Your instructions:
Transcribe every line exactly. Leave the pictures behind.

Dataset:
--*--

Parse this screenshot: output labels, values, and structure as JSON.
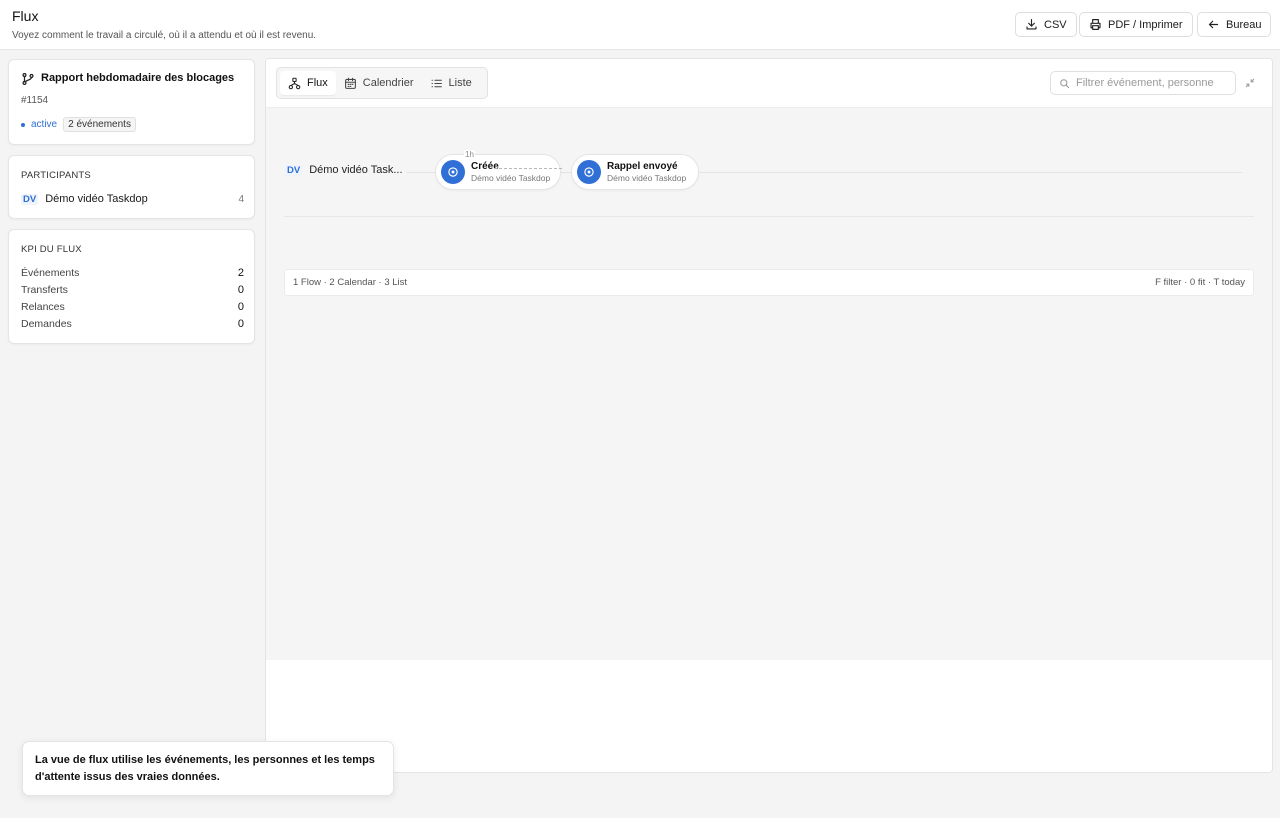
{
  "header": {
    "title": "Flux",
    "subtitle": "Voyez comment le travail a circulé, où il a attendu et où il est revenu.",
    "buttons": {
      "csv": "CSV",
      "pdf": "PDF / Imprimer",
      "back": "Bureau"
    }
  },
  "ticket": {
    "title": "Rapport hebdomadaire des blocages",
    "id": "#1154",
    "status": "active",
    "events_badge": "2 événements"
  },
  "participants": {
    "label": "PARTICIPANTS",
    "items": [
      {
        "initials": "DV",
        "name": "Démo vidéo Taskdop",
        "count": "4"
      }
    ]
  },
  "kpi": {
    "label": "KPI DU FLUX",
    "items": [
      {
        "label": "Événements",
        "value": "2"
      },
      {
        "label": "Transferts",
        "value": "0"
      },
      {
        "label": "Relances",
        "value": "0"
      },
      {
        "label": "Demandes",
        "value": "0"
      }
    ]
  },
  "tabs": [
    {
      "label": "Flux",
      "active": true
    },
    {
      "label": "Calendrier",
      "active": false
    },
    {
      "label": "Liste",
      "active": false
    }
  ],
  "filter": {
    "placeholder": "Filtrer événement, personne"
  },
  "flow": {
    "lane": {
      "initials": "DV",
      "name": "Démo vidéo Task..."
    },
    "duration": "1h",
    "nodes": [
      {
        "title": "Créée",
        "subtitle": "Démo vidéo Taskdop"
      },
      {
        "title": "Rappel envoyé",
        "subtitle": "Démo vidéo Taskdop"
      }
    ]
  },
  "shortcuts": {
    "left": "1 Flow · 2 Calendar · 3 List",
    "right": "F filter · 0 fit · T today"
  },
  "toast": {
    "message": "La vue de flux utilise les événements, les personnes et les temps d'attente issus des vraies données."
  },
  "colors": {
    "accent": "#2f6fd6",
    "background": "#f4f4f4",
    "surface": "#ffffff"
  }
}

--*--

Solved problem:
Parse this screenshot: output labels, values, and structure as JSON.
{
  "header": {
    "title": "Flux",
    "subtitle": "Voyez comment le travail a circulé, où il a attendu et où il est revenu.",
    "buttons": {
      "csv": "CSV",
      "pdf": "PDF / Imprimer",
      "back": "Bureau"
    }
  },
  "ticket": {
    "title": "Rapport hebdomadaire des blocages",
    "id": "#1154",
    "status": "active",
    "events_badge": "2 événements"
  },
  "participants": {
    "label": "PARTICIPANTS",
    "items": [
      {
        "initials": "DV",
        "name": "Démo vidéo Taskdop",
        "count": "4"
      }
    ]
  },
  "kpi": {
    "label": "KPI DU FLUX",
    "items": [
      {
        "label": "Événements",
        "value": "2"
      },
      {
        "label": "Transferts",
        "value": "0"
      },
      {
        "label": "Relances",
        "value": "0"
      },
      {
        "label": "Demandes",
        "value": "0"
      }
    ]
  },
  "tabs": [
    {
      "label": "Flux",
      "active": true
    },
    {
      "label": "Calendrier",
      "active": false
    },
    {
      "label": "Liste",
      "active": false
    }
  ],
  "filter": {
    "placeholder": "Filtrer événement, personne"
  },
  "flow": {
    "lane": {
      "initials": "DV",
      "name": "Démo vidéo Task..."
    },
    "duration": "1h",
    "nodes": [
      {
        "title": "Créée",
        "subtitle": "Démo vidéo Taskdop"
      },
      {
        "title": "Rappel envoyé",
        "subtitle": "Démo vidéo Taskdop"
      }
    ]
  },
  "shortcuts": {
    "left": "1 Flow · 2 Calendar · 3 List",
    "right": "F filter · 0 fit · T today"
  },
  "toast": {
    "message": "La vue de flux utilise les événements, les personnes et les temps d'attente issus des vraies données."
  },
  "colors": {
    "accent": "#2f6fd6",
    "background": "#f4f4f4",
    "surface": "#ffffff"
  }
}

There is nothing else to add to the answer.